STATED TASK ▸
Which lines in the records below contain the word "color"? Copy each one out.

[Dataset rows about figures]

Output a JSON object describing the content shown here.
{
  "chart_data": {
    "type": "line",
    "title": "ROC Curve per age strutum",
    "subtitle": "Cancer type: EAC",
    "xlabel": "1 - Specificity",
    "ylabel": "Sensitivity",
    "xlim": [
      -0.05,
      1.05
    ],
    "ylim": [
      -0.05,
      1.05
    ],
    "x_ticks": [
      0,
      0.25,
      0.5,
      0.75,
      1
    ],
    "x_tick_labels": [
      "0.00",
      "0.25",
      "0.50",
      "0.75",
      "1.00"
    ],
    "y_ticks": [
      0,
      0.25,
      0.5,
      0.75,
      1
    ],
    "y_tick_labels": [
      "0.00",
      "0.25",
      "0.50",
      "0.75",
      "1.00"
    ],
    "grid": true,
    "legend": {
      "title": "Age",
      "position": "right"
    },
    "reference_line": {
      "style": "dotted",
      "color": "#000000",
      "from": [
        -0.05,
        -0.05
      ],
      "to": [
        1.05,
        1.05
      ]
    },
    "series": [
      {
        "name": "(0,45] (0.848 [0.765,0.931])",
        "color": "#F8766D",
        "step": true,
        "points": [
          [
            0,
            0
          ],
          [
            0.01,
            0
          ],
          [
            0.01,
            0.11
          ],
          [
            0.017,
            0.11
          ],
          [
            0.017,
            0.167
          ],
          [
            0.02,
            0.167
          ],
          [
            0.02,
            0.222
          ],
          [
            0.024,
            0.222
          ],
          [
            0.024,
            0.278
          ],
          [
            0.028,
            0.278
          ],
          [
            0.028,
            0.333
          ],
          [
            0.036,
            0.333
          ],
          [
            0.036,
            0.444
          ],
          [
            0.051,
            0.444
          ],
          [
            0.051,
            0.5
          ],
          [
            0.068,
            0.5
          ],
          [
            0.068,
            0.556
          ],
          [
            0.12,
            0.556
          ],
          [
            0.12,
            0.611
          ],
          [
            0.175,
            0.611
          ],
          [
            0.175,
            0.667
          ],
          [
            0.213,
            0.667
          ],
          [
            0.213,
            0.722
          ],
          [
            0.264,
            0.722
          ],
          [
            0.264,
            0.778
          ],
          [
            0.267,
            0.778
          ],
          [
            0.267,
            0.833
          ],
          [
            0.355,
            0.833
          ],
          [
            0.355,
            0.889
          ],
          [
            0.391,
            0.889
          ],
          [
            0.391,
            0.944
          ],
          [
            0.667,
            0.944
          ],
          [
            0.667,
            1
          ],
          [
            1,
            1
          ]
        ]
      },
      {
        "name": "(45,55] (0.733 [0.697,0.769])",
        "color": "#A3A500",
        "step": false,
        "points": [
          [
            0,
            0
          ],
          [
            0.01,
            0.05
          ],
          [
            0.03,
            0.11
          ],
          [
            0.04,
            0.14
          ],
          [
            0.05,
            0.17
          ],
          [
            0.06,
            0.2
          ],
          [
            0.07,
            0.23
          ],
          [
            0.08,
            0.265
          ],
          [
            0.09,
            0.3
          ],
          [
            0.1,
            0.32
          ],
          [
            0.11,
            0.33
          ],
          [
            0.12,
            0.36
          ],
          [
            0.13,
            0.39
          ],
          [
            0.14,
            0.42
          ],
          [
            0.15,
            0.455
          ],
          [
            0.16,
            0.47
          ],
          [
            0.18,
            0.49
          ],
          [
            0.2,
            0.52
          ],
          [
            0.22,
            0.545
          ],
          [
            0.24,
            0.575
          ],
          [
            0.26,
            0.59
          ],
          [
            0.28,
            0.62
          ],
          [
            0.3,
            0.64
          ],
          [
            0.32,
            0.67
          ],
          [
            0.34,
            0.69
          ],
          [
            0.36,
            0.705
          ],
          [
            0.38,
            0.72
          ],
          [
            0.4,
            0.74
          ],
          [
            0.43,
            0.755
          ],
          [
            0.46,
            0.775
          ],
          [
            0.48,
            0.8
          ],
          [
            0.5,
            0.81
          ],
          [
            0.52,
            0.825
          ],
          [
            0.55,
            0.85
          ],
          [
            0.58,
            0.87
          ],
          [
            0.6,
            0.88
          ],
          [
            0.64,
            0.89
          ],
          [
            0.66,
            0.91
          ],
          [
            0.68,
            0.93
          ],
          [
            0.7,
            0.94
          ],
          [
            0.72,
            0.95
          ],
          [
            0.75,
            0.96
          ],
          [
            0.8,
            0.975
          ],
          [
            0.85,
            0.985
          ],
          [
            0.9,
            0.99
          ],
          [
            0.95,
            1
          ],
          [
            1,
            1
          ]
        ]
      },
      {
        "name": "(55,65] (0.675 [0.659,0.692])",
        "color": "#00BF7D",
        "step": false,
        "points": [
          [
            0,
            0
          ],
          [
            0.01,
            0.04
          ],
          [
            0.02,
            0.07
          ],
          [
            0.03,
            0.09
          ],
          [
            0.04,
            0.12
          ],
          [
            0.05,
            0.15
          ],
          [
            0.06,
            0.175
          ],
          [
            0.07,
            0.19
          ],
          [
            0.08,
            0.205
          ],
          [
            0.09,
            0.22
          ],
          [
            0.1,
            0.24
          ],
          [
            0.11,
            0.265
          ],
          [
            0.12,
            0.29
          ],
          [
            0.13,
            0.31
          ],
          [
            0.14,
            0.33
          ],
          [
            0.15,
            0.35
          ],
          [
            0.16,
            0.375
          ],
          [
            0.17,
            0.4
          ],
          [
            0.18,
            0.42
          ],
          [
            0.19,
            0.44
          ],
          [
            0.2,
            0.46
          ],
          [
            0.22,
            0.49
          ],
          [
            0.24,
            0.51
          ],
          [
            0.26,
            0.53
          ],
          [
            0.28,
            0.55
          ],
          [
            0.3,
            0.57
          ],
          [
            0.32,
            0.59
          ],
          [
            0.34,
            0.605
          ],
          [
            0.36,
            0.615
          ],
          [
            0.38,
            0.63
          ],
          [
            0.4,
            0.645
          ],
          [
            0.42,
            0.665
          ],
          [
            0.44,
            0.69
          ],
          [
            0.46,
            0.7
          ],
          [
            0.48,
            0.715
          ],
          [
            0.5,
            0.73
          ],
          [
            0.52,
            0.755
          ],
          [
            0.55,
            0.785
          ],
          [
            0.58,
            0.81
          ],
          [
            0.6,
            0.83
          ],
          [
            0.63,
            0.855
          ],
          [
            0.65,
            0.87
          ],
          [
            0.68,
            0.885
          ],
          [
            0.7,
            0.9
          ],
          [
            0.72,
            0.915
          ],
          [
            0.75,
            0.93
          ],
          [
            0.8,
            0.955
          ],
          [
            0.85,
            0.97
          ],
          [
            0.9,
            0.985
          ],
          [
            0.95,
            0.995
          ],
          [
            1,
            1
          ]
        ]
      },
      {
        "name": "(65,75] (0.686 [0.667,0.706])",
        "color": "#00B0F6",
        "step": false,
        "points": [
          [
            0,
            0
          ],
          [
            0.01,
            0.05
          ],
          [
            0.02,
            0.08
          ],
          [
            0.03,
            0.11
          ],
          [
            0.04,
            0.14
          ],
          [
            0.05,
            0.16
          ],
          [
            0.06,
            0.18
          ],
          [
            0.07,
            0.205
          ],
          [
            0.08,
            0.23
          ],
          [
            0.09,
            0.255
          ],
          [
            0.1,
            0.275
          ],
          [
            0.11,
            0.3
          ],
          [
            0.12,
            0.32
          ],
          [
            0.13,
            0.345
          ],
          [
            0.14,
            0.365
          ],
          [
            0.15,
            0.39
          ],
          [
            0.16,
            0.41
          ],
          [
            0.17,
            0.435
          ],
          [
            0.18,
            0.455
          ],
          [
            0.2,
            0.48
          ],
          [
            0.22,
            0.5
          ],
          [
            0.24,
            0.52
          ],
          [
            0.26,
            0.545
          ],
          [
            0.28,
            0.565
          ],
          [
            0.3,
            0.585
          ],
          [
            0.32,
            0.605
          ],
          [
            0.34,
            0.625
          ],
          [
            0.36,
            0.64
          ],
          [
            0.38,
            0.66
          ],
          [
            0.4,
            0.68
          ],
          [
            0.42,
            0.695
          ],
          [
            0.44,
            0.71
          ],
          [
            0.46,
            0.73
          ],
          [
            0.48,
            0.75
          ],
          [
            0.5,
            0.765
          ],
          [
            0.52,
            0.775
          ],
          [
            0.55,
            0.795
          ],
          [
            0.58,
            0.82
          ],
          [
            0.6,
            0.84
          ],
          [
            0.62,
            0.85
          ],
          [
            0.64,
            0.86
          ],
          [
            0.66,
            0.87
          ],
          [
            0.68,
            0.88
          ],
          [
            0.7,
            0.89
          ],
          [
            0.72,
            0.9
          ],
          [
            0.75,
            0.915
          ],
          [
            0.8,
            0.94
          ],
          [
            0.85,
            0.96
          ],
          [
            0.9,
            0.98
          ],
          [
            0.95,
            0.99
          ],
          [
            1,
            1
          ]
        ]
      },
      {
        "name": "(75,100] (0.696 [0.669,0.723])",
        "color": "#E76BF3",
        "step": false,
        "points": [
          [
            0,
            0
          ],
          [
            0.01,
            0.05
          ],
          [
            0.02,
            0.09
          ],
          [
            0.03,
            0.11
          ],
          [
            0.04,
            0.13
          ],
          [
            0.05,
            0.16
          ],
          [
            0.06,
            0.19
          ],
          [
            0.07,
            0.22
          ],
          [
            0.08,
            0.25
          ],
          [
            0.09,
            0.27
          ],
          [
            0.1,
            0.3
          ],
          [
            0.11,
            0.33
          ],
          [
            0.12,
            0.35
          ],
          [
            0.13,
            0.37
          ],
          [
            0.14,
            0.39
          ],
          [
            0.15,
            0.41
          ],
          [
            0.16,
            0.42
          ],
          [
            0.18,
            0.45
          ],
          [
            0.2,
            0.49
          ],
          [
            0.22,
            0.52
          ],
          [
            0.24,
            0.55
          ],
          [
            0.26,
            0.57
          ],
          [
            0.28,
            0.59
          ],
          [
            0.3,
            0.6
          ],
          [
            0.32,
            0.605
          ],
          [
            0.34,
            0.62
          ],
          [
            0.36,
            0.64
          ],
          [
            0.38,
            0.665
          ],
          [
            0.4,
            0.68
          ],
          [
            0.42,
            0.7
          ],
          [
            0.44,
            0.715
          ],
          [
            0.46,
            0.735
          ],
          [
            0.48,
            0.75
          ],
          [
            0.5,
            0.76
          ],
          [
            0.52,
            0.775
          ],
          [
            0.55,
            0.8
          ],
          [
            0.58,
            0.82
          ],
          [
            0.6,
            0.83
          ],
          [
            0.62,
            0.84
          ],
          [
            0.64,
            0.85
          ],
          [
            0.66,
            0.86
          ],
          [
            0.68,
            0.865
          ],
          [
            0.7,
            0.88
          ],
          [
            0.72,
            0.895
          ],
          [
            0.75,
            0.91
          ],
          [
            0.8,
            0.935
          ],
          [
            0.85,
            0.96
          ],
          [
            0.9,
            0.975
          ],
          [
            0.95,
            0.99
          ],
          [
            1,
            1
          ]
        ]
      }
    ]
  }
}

REPLY ▸
      "color": "#000000",
        "color": "#F8766D",
        "color": "#A3A500",
        "color": "#00BF7D",
        "color": "#00B0F6",
        "color": "#E76BF3",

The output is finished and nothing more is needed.